## BRIEF
Pull every line that holds the word "компьютерных" from the entries.

## EXTRACTED MATERIAL
....

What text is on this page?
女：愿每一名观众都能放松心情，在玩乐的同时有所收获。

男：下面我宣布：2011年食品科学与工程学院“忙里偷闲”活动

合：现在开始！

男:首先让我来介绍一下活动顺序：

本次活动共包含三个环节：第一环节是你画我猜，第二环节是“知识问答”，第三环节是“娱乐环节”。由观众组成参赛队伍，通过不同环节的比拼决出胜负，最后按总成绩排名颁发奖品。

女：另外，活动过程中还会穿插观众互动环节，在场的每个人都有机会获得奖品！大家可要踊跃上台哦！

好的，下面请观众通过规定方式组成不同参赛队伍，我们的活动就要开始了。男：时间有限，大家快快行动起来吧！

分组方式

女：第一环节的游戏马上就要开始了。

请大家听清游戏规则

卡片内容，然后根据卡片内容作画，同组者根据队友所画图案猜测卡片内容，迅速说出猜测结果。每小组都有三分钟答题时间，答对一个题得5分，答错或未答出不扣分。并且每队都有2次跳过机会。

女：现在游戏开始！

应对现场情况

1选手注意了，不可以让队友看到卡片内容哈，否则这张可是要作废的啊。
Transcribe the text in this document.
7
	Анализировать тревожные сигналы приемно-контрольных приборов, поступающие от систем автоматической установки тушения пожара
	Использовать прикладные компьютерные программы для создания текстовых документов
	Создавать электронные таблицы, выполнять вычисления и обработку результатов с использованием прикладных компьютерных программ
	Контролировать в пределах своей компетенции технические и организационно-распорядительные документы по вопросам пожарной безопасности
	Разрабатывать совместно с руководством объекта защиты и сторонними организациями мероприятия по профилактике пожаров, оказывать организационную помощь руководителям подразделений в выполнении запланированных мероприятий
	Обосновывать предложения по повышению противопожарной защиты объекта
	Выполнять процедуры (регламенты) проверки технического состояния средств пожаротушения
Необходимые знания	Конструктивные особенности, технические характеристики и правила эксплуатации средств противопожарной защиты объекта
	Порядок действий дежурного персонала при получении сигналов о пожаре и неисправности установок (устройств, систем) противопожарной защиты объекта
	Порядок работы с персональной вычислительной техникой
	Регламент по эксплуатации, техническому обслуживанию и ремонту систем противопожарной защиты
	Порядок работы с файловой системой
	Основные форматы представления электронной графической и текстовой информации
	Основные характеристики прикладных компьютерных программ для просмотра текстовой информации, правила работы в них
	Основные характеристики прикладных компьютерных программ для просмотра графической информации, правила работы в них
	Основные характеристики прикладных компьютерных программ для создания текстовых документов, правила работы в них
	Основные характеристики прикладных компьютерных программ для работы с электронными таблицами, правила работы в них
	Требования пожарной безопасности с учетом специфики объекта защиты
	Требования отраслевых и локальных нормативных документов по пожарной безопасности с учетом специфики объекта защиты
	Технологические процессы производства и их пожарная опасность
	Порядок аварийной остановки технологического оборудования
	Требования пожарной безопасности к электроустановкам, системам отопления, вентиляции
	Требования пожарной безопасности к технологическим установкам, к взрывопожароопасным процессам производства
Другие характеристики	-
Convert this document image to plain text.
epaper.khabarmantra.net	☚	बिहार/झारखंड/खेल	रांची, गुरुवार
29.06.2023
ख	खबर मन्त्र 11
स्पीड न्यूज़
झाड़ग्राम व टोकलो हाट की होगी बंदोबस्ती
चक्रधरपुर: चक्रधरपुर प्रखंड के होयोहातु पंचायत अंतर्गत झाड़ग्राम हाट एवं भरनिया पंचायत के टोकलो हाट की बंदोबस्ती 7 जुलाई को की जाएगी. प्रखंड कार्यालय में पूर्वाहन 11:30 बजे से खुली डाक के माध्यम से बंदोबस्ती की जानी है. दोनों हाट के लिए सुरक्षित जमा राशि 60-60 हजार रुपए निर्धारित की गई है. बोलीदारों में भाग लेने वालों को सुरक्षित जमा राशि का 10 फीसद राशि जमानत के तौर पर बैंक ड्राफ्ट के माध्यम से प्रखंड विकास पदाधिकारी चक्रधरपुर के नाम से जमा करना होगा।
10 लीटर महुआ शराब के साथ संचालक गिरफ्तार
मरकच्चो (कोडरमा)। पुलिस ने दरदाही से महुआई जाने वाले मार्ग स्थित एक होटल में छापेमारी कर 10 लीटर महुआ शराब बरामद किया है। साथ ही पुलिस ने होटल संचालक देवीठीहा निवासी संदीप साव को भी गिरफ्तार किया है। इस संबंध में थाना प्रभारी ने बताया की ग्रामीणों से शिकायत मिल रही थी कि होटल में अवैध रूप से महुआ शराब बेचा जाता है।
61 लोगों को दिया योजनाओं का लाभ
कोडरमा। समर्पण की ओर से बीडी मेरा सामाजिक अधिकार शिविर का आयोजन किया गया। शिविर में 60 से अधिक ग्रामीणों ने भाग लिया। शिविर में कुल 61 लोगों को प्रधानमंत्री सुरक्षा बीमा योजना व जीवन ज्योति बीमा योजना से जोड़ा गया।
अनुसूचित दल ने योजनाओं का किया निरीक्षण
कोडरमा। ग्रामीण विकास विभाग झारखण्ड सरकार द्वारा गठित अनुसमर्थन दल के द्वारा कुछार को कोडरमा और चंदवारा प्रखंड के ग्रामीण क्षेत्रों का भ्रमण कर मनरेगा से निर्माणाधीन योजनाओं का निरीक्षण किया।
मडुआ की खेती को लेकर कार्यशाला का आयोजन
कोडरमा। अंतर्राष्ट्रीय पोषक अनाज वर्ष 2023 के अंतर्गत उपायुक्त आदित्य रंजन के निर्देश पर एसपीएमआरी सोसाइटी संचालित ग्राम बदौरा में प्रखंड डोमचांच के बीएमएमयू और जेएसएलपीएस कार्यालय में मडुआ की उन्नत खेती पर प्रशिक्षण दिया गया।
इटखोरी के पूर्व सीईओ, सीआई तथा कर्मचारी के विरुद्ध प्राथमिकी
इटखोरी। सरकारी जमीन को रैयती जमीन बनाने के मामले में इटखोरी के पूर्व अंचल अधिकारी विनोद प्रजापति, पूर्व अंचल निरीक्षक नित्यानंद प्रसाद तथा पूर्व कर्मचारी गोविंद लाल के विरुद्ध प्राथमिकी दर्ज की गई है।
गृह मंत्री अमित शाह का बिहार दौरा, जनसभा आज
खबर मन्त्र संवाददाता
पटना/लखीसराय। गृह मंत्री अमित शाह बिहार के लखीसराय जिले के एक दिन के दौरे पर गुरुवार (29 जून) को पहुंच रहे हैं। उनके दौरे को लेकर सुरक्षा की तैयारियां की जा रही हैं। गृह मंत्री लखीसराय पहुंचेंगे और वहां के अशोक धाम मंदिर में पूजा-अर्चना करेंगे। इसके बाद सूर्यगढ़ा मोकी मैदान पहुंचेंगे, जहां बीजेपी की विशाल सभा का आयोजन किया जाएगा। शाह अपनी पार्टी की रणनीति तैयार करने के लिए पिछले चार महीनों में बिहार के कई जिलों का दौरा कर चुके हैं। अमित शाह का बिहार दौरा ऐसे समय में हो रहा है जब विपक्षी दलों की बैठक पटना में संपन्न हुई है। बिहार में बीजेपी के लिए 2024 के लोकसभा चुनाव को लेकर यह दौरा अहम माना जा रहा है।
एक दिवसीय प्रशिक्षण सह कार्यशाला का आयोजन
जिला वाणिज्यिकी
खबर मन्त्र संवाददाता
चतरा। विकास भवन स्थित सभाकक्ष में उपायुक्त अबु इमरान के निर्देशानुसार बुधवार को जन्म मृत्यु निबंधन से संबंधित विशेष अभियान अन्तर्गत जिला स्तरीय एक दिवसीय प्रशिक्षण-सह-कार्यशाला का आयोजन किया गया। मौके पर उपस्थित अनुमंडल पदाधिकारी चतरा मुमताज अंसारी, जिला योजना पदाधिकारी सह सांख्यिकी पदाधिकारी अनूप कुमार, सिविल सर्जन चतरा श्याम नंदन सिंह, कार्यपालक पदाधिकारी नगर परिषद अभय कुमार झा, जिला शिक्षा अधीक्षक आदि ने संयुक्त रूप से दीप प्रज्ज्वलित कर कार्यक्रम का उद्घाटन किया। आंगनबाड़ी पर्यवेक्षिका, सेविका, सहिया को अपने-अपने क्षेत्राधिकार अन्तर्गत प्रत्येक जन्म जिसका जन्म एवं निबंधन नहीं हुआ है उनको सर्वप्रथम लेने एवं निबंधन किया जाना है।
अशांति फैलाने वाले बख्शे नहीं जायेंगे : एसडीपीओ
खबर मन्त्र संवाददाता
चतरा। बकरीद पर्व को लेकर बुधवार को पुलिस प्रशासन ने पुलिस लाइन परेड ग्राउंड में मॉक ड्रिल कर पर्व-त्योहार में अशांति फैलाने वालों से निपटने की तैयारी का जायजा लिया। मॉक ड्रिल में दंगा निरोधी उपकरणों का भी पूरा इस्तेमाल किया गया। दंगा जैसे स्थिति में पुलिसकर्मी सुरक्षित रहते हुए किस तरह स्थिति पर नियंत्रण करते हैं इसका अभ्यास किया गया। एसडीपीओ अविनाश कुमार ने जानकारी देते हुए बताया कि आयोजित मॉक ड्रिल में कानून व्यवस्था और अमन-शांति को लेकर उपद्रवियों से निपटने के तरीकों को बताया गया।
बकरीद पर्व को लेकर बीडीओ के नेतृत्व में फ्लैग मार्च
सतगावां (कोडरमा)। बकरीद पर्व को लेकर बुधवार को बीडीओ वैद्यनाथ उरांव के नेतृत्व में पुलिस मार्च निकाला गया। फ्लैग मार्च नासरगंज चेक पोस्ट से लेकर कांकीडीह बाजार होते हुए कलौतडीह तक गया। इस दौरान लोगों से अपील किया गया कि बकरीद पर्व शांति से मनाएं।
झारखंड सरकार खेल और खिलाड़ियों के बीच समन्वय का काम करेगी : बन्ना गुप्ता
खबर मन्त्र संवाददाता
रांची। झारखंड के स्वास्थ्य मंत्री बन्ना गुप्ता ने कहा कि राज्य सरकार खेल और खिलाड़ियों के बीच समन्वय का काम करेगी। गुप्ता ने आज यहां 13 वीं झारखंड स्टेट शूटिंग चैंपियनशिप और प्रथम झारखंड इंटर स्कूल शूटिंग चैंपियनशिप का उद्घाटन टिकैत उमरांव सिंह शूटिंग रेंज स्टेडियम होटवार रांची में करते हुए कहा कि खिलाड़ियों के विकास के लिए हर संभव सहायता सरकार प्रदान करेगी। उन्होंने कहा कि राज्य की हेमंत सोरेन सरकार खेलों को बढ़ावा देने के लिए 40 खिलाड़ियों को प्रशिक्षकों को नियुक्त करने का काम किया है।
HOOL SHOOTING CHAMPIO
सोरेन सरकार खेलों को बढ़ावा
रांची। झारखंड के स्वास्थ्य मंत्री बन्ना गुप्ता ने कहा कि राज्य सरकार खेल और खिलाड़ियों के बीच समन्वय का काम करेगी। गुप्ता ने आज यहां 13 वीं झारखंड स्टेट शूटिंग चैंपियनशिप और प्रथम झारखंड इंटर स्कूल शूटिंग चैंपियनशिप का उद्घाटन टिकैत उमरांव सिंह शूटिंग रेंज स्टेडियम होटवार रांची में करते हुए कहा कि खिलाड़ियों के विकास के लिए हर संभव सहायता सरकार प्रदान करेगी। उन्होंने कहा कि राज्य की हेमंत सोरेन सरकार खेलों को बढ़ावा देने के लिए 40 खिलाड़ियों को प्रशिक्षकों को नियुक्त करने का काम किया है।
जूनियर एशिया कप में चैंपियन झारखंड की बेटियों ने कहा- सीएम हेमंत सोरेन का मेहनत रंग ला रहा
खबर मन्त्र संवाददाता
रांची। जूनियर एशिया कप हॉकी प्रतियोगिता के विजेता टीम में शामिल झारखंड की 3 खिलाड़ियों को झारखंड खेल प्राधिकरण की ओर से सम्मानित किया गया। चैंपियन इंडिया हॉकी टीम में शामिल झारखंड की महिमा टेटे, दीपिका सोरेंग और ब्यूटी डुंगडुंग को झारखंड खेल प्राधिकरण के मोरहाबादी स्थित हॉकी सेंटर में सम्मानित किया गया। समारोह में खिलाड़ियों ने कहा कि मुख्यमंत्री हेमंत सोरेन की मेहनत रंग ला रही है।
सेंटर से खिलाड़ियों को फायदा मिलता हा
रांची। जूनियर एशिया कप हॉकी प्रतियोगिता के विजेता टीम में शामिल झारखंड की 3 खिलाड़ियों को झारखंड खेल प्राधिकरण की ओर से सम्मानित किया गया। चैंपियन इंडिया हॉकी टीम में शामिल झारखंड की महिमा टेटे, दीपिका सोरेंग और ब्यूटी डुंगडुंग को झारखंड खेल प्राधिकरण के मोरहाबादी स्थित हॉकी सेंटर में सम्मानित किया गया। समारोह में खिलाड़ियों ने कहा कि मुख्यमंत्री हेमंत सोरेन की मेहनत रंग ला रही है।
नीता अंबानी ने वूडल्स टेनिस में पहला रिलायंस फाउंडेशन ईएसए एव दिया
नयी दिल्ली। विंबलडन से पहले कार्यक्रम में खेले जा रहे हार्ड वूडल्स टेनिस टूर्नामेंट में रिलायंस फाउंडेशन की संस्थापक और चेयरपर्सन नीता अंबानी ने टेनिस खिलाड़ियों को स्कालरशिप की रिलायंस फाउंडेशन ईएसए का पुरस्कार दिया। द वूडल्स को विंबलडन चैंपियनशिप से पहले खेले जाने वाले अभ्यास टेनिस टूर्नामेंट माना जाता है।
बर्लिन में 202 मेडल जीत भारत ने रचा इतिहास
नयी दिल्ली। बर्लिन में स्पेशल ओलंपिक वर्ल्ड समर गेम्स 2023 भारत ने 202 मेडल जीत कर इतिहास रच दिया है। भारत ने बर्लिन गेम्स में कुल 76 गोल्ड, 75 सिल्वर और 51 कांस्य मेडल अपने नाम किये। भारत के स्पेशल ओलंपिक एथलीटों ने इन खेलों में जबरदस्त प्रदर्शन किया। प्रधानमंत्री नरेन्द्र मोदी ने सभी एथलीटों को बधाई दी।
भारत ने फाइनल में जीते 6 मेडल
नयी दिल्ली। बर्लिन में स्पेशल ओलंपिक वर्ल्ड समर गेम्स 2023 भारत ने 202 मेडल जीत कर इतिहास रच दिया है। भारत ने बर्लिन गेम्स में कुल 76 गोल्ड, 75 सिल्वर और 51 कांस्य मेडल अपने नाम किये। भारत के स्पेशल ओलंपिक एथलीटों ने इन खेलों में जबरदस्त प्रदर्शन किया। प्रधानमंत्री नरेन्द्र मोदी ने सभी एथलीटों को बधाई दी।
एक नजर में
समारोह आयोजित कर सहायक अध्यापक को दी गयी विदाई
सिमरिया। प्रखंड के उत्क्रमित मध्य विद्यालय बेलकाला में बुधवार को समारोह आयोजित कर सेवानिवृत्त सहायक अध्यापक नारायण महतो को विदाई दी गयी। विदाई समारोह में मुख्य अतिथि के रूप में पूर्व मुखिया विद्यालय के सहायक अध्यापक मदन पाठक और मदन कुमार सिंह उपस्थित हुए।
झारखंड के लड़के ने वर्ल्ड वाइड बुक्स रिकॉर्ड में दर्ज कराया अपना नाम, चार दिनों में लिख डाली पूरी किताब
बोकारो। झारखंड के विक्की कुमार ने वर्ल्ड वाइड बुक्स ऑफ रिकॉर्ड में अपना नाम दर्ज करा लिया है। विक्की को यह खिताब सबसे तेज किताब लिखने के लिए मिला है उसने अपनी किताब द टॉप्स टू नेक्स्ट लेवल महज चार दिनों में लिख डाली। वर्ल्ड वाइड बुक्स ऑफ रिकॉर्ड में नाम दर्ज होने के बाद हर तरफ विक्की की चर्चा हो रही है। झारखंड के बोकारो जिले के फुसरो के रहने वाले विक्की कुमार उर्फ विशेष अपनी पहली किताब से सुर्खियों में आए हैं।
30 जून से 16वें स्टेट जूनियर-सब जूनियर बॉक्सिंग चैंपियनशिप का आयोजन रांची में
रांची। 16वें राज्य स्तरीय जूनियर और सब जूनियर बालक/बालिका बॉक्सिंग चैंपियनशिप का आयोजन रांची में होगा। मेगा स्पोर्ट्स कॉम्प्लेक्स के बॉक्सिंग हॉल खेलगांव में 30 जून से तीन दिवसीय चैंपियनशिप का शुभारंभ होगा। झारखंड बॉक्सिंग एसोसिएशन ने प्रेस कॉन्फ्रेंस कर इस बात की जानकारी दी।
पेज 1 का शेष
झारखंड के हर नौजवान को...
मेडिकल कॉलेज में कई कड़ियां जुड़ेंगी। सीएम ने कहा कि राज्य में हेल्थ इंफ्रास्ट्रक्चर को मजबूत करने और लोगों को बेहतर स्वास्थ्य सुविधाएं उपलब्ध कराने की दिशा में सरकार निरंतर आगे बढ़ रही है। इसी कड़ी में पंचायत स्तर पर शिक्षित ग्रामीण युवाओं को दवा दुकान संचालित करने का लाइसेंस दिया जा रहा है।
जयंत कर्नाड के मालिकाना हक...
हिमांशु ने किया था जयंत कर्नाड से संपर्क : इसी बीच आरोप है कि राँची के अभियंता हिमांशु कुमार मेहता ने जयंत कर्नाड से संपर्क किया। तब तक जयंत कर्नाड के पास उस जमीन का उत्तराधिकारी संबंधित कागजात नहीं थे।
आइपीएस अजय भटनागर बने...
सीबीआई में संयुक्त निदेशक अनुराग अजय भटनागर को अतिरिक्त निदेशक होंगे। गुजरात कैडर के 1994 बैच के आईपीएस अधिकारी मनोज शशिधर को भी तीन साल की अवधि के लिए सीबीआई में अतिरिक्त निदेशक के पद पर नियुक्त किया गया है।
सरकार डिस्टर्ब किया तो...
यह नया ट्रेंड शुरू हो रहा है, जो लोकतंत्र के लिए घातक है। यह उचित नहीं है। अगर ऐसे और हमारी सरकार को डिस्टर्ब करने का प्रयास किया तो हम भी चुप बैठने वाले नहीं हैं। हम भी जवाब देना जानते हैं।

....

## FINISHED ANSWER
	Создавать электронные таблицы, выполнять вычисления и обработку результатов с использованием прикладных компьютерных программ
	Основные характеристики прикладных компьютерных программ для просмотра текстовой информации, правила работы в них
	Основные характеристики прикладных компьютерных программ для просмотра графической информации, правила работы в них
	Основные характеристики прикладных компьютерных программ для создания текстовых документов, правила работы в них
	Основные характеристики прикладных компьютерных программ для работы с электронными таблицами, правила работы в них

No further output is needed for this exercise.